Write every line of the material out exactly as shown.

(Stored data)
◇ ◇ ◇
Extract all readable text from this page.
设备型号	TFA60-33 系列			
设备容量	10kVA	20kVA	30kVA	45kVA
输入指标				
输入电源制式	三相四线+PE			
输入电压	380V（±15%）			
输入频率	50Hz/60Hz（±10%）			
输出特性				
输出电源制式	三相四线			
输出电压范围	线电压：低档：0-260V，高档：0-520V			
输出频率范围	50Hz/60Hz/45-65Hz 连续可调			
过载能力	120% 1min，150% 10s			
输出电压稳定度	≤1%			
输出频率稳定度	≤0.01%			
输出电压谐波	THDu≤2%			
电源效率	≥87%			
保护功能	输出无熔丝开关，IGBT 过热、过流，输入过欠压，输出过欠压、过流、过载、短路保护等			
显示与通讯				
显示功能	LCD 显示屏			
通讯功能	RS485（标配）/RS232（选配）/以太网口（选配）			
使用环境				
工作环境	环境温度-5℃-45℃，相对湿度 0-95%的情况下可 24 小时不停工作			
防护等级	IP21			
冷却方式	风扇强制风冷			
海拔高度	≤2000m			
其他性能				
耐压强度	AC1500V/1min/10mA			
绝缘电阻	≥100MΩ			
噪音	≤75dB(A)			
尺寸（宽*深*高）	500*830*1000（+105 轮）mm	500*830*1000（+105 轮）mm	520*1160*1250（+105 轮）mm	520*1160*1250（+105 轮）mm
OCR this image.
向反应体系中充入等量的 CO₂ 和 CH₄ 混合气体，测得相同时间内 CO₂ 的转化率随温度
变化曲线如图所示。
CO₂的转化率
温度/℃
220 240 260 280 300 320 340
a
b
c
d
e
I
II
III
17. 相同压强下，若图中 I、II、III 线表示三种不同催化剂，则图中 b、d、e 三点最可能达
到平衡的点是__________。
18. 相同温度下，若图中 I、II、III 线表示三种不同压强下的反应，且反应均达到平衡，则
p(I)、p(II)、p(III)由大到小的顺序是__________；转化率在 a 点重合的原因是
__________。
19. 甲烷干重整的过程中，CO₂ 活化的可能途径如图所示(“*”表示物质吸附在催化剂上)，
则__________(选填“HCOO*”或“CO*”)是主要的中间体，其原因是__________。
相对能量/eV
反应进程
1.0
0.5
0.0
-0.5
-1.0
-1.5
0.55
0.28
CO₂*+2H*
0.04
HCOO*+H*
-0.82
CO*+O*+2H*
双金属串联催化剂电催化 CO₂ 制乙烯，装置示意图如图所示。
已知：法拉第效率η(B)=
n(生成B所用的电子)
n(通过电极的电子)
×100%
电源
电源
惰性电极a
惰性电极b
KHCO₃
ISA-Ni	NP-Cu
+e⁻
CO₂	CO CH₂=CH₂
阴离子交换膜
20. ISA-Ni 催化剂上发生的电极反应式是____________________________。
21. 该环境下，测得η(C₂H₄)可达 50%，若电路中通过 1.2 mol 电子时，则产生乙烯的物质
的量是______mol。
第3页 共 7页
◇ ◇ ◇
RESPONSE —
Extract all readable text from this page.
设备型号	TFA60-33 系列			
设备容量	10kVA	20kVA	30kVA	45kVA
输入指标				
输入电源制式	三相四线+PE			
输入电压	380V（±15%）			
输入频率	50Hz/60Hz（±10%）			
输出特性				
输出电源制式	三相四线			
输出电压范围	线电压：低档：0-260V，高档：0-520V			
输出频率范围	50Hz/60Hz/45-65Hz 连续可调			
过载能力	120% 1min，150% 10s			
输出电压稳定度	≤1%			
输出频率稳定度	≤0.01%			
输出电压谐波	THDu≤2%			
电源效率	≥87%			
保护功能	输出无熔丝开关，IGBT 过热、过流，输入过欠压，输出过欠压、过流、过载、短路保护等			
显示与通讯				
显示功能	LCD 显示屏			
通讯功能	RS485（标配）/RS232（选配）/以太网口（选配）			
使用环境				
工作环境	环境温度-5℃-45℃，相对湿度 0-95%的情况下可 24 小时不停工作			
防护等级	IP21			
冷却方式	风扇强制风冷			
海拔高度	≤2000m			
其他性能				
耐压强度	AC1500V/1min/10mA			
绝缘电阻	≥100MΩ			
噪音	≤75dB(A)			
尺寸（宽*深*高）	500*830*1000（+105 轮）mm	500*830*1000（+105 轮）mm	520*1160*1250（+105 轮）mm	520*1160*1250（+105 轮）mm
OCR this image.
向反应体系中充入等量的 CO₂ 和 CH₄ 混合气体，测得相同时间内 CO₂ 的转化率随温度
变化曲线如图所示。
CO₂的转化率
温度/℃
220 240 260 280 300 320 340
a
b
c
d
e
I
II
III
17. 相同压强下，若图中 I、II、III 线表示三种不同催化剂，则图中 b、d、e 三点最可能达
到平衡的点是__________。
18. 相同温度下，若图中 I、II、III 线表示三种不同压强下的反应，且反应均达到平衡，则
p(I)、p(II)、p(III)由大到小的顺序是__________；转化率在 a 点重合的原因是
__________。
19. 甲烷干重整的过程中，CO₂ 活化的可能途径如图所示(“*”表示物质吸附在催化剂上)，
则__________(选填“HCOO*”或“CO*”)是主要的中间体，其原因是__________。
相对能量/eV
反应进程
1.0
0.5
0.0
-0.5
-1.0
-1.5
0.55
0.28
CO₂*+2H*
0.04
HCOO*+H*
-0.82
CO*+O*+2H*
双金属串联催化剂电催化 CO₂ 制乙烯，装置示意图如图所示。
已知：法拉第效率η(B)=
n(生成B所用的电子)
n(通过电极的电子)
×100%
电源
电源
惰性电极a
惰性电极b
KHCO₃
ISA-Ni	NP-Cu
+e⁻
CO₂	CO CH₂=CH₂
阴离子交换膜
20. ISA-Ni 催化剂上发生的电极反应式是____________________________。
21. 该环境下，测得η(C₂H₄)可达 50%，若电路中通过 1.2 mol 电子时，则产生乙烯的物质
的量是______mol。
第3页 共 7页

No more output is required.